━━━ Stored rows ━━━

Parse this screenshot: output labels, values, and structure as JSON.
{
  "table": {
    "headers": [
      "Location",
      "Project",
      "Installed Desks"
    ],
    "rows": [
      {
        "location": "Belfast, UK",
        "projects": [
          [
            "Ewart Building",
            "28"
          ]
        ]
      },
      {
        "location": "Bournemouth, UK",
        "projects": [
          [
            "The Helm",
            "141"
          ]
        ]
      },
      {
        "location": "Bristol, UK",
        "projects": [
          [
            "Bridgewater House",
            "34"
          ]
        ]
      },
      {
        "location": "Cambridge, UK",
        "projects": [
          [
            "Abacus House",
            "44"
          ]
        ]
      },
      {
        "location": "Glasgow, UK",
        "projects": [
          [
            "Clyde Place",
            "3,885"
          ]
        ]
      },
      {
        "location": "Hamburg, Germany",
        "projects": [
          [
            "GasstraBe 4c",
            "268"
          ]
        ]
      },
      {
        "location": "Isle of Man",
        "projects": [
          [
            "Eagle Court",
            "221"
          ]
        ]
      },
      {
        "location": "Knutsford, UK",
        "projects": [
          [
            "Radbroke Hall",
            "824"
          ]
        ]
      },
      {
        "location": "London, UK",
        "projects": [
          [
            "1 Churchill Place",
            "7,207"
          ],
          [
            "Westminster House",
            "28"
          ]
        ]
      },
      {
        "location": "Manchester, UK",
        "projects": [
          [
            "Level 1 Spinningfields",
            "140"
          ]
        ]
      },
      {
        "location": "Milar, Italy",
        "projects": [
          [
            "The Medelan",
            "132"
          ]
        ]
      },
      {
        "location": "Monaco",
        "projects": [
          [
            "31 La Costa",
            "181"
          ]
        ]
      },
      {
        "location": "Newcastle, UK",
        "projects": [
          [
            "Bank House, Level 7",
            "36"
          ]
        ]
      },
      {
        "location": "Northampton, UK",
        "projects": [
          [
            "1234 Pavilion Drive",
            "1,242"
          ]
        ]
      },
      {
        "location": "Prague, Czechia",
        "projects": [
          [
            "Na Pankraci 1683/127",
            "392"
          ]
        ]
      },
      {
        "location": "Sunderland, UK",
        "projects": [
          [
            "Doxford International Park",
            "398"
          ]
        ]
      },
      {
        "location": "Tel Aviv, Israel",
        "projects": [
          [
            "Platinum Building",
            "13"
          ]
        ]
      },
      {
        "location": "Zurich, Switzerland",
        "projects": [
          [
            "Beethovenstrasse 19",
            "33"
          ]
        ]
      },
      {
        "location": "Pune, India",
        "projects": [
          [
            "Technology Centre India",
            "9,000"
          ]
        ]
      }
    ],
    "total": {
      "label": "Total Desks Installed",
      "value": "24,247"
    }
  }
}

━━━

What is the number of lines that hold the string "House"? Reply with that number alone.

4